» Brief
Report all lines from the entries below in which "image" appears.
* BEGIN Material for this exercise *
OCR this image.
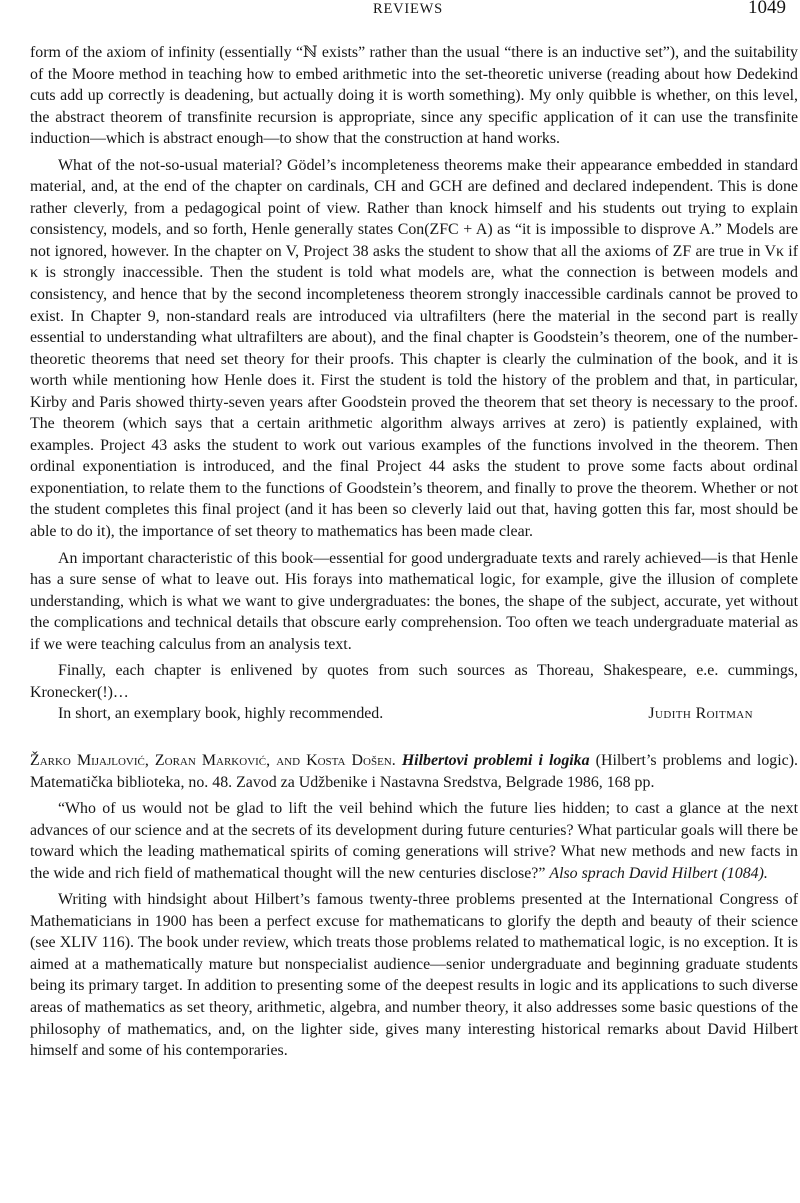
REVIEWS	1049

form of the axiom of infinity (essentially “ℕ exists” rather than the usual “there is an inductive set”), and the suitability of the Moore method in teaching how to embed arithmetic into the set-theoretic universe (reading about how Dedekind cuts add up correctly is deadening, but actually doing it is worth something). My only quibble is whether, on this level, the abstract theorem of transfinite recursion is appropriate, since any specific application of it can use the transfinite induction—which is abstract enough—to show that the construction at hand works.

What of the not-so-usual material? Gödel’s incompleteness theorems make their appearance embedded in standard material, and, at the end of the chapter on cardinals, CH and GCH are defined and declared independent. This is done rather cleverly, from a pedagogical point of view. Rather than knock himself and his students out trying to explain consistency, models, and so forth, Henle generally states Con(ZFC + A) as “it is impossible to disprove A.” Models are not ignored, however. In the chapter on V, Project 38 asks the student to show that all the axioms of ZF are true in Vκ if κ is strongly inaccessible. Then the student is told what models are, what the connection is between models and consistency, and hence that by the second incompleteness theorem strongly inaccessible cardinals cannot be proved to exist. In Chapter 9, non-standard reals are introduced via ultrafilters (here the material in the second part is really essential to understanding what ultrafilters are about), and the final chapter is Goodstein’s theorem, one of the number-theoretic theorems that need set theory for their proofs. This chapter is clearly the culmination of the book, and it is worth while mentioning how Henle does it. First the student is told the history of the problem and that, in particular, Kirby and Paris showed thirty-seven years after Goodstein proved the theorem that set theory is necessary to the proof. The theorem (which says that a certain arithmetic algorithm always arrives at zero) is patiently explained, with examples. Project 43 asks the student to work out various examples of the functions involved in the theorem. Then ordinal exponentiation is introduced, and the final Project 44 asks the student to prove some facts about ordinal exponentiation, to relate them to the functions of Goodstein’s theorem, and finally to prove the theorem. Whether or not the student completes this final project (and it has been so cleverly laid out that, having gotten this far, most should be able to do it), the importance of set theory to mathematics has been made clear.

An important characteristic of this book—essential for good undergraduate texts and rarely achieved—is that Henle has a sure sense of what to leave out. His forays into mathematical logic, for example, give the illusion of complete understanding, which is what we want to give undergraduates: the bones, the shape of the subject, accurate, yet without the complications and technical details that obscure early comprehension. Too often we teach undergraduate material as if we were teaching calculus from an analysis text.

Finally, each chapter is enlivened by quotes from such sources as Thoreau, Shakespeare, e.e. cummings, Kronecker(!)…

In short, an exemplary book, highly recommended.	Judith Roitman

Žarko Mijajlović, Zoran Marković, and Kosta Došen. Hilbertovi problemi i logika (Hilbert’s problems and logic). Matematička biblioteka, no. 48. Zavod za Udžbenike i Nastavna Sredstva, Belgrade 1986, 168 pp.

“Who of us would not be glad to lift the veil behind which the future lies hidden; to cast a glance at the next advances of our science and at the secrets of its development during future centuries? What particular goals will there be toward which the leading mathematical spirits of coming generations will strive? What new methods and new facts in the wide and rich field of mathematical thought will the new centuries disclose?” Also sprach David Hilbert (1084).

Writing with hindsight about Hilbert’s famous twenty-three problems presented at the International Congress of Mathematicians in 1900 has been a perfect excuse for mathematicans to glorify the depth and beauty of their science (see XLIV 116). The book under review, which treats those problems related to mathematical logic, is no exception. It is aimed at a mathematically mature but nonspecialist audience—senior undergraduate and beginning graduate students being its primary target. In addition to presenting some of the deepest results in logic and its applications to such diverse areas of mathematics as set theory, arithmetic, algebra, and number theory, it also addresses some basic questions of the philosophy of mathematics, and, on the lighter side, gives many interesting historical remarks about David Hilbert himself and some of his contemporaries.
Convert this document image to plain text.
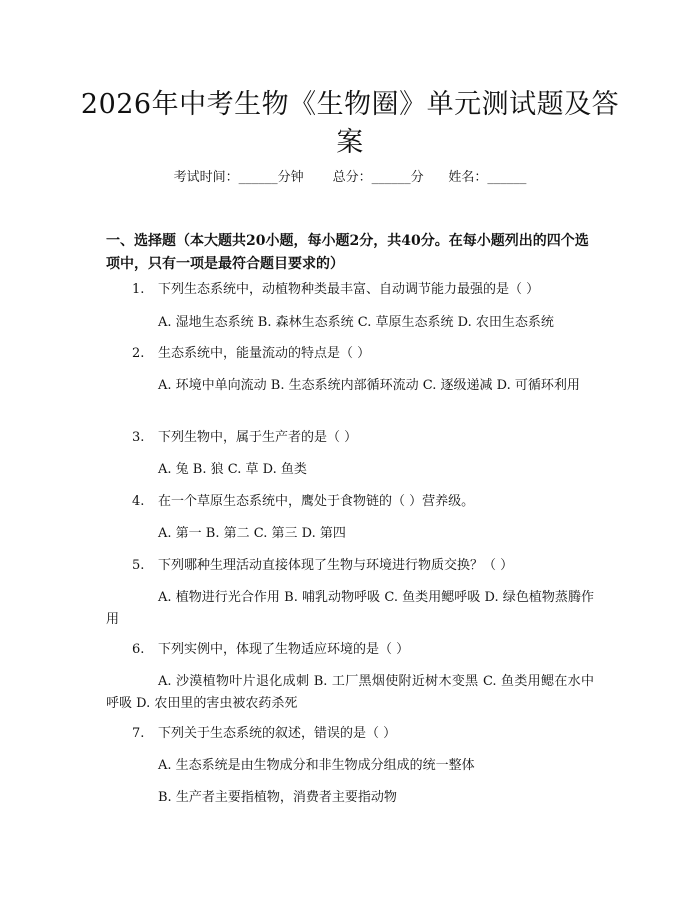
2026年中考生物《生物圈》单元测试题及答案
考试时间：______分钟 总分：______分 姓名：______
一、选择题（本大题共20小题，每小题2分，共40分。在每小题列出的四个选项中，只有一项是最符合题目要求的）
1. 下列生态系统中，动植物种类最丰富、自动调节能力最强的是（ ）
A. 湿地生态系统 B. 森林生态系统 C. 草原生态系统 D. 农田生态系统
2. 生态系统中，能量流动的特点是（ ）
A. 环境中单向流动 B. 生态系统内部循环流动 C. 逐级递减 D. 可循环利用
3. 下列生物中，属于生产者的是（ ）
A. 兔 B. 狼 C. 草 D. 鱼类
4. 在一个草原生态系统中，鹰处于食物链的（ ）营养级。
A. 第一 B. 第二 C. 第三 D. 第四
5. 下列哪种生理活动直接体现了生物与环境进行物质交换？（ ）
A. 植物进行光合作用 B. 哺乳动物呼吸 C. 鱼类用鳃呼吸 D. 绿色植物蒸腾作用
6. 下列实例中，体现了生物适应环境的是（ ）
A. 沙漠植物叶片退化成刺 B. 工厂黑烟使附近树木变黑 C. 鱼类用鳃在水中呼吸 D. 农田里的害虫被农药杀死
7. 下列关于生态系统的叙述，错误的是（ ）
A. 生态系统是由生物成分和非生物成分组成的统一整体
B. 生产者主要指植物，消费者主要指动物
* END Material for this exercise *
» Result below
OCR this image.
Convert this document image to plain text.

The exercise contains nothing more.